--- What is asked ---
Show each line from the listing that includes the word "Kosmos".

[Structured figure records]
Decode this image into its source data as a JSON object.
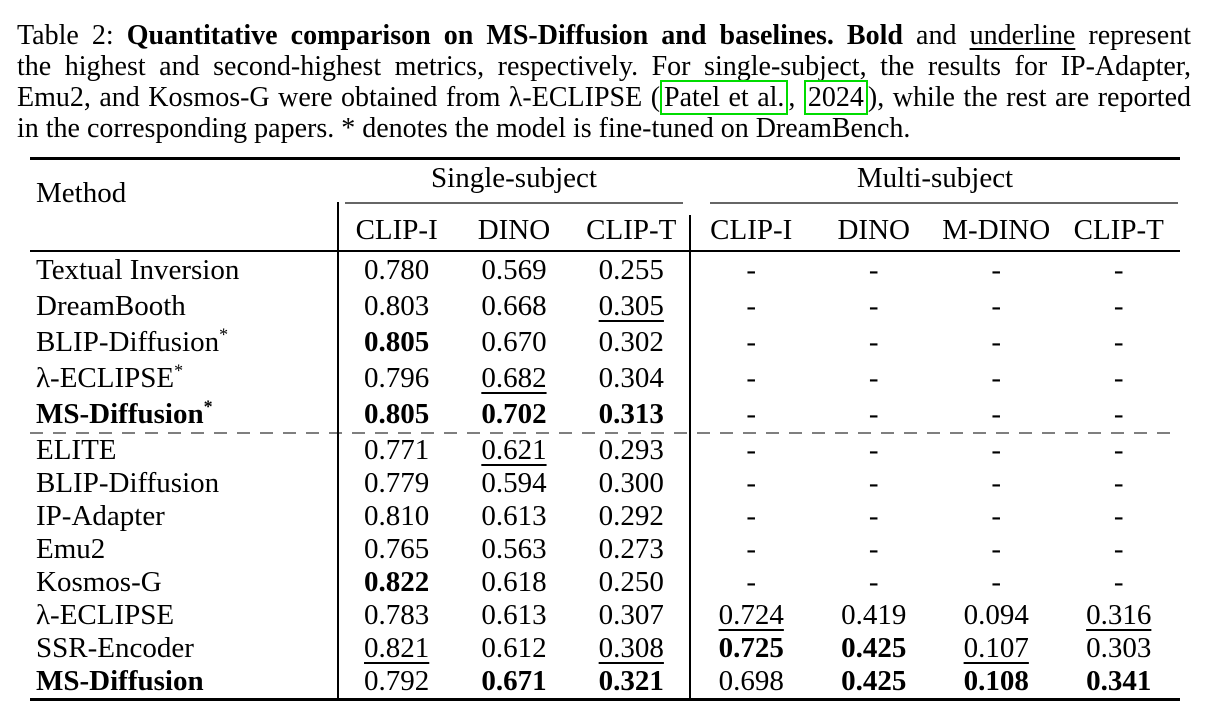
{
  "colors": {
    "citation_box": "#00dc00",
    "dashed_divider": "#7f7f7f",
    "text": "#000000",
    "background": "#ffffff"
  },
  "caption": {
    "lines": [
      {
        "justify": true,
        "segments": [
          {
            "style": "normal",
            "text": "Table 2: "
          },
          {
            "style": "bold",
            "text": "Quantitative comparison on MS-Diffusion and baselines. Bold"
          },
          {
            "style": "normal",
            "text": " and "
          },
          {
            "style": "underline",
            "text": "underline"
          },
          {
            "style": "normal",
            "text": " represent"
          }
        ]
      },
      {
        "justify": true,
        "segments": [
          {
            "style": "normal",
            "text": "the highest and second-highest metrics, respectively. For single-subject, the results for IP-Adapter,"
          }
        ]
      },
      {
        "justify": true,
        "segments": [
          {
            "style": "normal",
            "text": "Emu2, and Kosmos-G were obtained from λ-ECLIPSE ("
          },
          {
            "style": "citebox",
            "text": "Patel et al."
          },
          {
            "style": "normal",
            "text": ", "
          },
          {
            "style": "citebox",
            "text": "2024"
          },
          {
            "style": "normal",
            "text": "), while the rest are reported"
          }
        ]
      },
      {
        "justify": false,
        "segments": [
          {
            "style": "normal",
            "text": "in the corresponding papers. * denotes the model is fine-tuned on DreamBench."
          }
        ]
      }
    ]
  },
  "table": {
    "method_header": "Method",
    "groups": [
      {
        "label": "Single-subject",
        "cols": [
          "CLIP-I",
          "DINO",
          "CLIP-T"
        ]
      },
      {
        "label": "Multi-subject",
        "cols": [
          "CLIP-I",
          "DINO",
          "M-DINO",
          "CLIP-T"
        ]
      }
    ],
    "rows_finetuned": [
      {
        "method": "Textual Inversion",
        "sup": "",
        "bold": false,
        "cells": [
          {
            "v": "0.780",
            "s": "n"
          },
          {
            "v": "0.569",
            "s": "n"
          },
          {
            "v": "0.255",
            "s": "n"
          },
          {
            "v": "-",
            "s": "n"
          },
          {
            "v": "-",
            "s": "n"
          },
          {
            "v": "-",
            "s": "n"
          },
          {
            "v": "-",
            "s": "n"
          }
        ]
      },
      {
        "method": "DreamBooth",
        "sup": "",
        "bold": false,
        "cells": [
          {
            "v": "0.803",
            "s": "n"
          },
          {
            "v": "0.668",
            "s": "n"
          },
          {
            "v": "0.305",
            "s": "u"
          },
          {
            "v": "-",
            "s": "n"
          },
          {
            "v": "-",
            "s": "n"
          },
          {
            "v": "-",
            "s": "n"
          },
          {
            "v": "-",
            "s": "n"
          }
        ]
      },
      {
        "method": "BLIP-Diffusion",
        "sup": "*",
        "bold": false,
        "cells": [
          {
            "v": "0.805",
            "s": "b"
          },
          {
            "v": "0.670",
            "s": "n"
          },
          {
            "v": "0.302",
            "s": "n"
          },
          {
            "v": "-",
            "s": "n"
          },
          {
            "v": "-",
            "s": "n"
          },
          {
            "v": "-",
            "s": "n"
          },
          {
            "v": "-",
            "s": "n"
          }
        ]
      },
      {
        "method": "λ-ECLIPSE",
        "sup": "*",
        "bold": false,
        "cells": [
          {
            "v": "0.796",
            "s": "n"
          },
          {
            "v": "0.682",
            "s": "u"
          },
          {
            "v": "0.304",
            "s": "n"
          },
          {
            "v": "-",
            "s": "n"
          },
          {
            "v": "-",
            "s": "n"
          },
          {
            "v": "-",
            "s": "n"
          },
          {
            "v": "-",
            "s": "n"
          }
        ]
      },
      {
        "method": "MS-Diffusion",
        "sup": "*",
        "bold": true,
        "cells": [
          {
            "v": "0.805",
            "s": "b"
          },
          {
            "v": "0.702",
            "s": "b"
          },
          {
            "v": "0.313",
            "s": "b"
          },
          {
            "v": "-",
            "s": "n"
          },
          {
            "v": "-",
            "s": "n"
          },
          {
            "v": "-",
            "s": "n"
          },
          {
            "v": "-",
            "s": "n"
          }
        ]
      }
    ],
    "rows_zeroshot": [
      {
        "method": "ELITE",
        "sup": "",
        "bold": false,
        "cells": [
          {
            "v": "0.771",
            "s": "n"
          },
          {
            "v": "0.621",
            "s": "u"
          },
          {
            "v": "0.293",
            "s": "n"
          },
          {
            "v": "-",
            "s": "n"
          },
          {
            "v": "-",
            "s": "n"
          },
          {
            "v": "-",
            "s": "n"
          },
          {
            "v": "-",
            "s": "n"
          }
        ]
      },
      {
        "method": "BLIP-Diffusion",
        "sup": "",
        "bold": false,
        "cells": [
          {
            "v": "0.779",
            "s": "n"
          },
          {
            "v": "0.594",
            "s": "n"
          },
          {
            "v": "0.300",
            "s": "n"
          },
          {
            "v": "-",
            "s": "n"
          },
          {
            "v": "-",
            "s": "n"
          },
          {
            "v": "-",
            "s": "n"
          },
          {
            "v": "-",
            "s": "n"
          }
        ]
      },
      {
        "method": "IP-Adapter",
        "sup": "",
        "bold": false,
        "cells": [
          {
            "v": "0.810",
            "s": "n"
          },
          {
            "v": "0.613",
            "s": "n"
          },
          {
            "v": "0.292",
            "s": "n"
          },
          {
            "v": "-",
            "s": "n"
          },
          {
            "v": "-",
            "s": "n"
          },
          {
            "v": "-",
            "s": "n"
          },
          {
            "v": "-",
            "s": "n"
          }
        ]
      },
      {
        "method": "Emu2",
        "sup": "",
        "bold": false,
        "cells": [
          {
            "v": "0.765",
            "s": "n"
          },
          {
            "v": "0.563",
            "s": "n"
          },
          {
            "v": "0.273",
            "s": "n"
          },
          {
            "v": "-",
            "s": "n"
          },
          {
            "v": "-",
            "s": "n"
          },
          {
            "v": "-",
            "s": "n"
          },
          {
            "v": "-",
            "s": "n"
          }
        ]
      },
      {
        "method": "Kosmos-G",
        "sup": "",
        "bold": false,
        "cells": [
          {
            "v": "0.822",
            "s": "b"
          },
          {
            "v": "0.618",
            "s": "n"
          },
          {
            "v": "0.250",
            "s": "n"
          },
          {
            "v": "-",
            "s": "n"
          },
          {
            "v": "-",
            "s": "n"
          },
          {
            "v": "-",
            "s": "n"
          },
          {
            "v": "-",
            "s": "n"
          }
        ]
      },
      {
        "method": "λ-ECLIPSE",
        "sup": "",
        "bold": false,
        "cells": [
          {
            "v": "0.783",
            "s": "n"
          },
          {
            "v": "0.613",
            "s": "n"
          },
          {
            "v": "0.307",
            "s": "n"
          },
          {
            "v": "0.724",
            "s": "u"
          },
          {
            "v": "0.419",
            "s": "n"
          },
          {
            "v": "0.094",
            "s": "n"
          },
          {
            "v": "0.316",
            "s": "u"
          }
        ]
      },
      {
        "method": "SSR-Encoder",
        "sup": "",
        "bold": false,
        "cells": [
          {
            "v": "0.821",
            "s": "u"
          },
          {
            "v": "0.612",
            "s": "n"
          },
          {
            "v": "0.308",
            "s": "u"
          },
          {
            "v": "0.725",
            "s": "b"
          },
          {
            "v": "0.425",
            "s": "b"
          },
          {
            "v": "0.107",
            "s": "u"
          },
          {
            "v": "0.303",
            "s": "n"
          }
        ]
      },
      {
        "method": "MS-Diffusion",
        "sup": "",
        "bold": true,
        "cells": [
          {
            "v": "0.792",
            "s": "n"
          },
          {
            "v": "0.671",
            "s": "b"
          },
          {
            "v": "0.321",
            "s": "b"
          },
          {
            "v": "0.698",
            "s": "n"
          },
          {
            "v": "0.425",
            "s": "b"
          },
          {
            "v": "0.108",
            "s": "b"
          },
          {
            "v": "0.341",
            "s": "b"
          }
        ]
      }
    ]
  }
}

...

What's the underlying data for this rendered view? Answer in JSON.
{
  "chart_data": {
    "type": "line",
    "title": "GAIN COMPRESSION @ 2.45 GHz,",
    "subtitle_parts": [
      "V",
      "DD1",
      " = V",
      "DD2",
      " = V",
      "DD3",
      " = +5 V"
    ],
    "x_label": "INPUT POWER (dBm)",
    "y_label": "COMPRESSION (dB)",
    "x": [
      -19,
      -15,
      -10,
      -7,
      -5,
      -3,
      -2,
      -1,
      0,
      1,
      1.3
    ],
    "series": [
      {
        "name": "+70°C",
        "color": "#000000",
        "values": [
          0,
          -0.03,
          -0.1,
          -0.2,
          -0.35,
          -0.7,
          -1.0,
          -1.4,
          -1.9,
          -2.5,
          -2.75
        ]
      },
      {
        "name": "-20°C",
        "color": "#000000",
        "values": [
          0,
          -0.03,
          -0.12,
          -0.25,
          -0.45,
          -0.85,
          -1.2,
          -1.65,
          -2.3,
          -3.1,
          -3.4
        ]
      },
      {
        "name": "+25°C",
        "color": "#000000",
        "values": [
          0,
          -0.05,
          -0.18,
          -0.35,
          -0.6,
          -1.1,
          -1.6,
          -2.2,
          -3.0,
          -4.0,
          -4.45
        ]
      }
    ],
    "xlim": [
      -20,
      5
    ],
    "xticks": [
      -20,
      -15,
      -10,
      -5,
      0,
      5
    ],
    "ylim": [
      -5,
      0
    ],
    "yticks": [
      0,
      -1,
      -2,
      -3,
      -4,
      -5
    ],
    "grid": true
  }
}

--- Response ---
            "text": "Emu2, and Kosmos-G were obtained from λ-ECLIPSE ("
        "method": "Kosmos-G",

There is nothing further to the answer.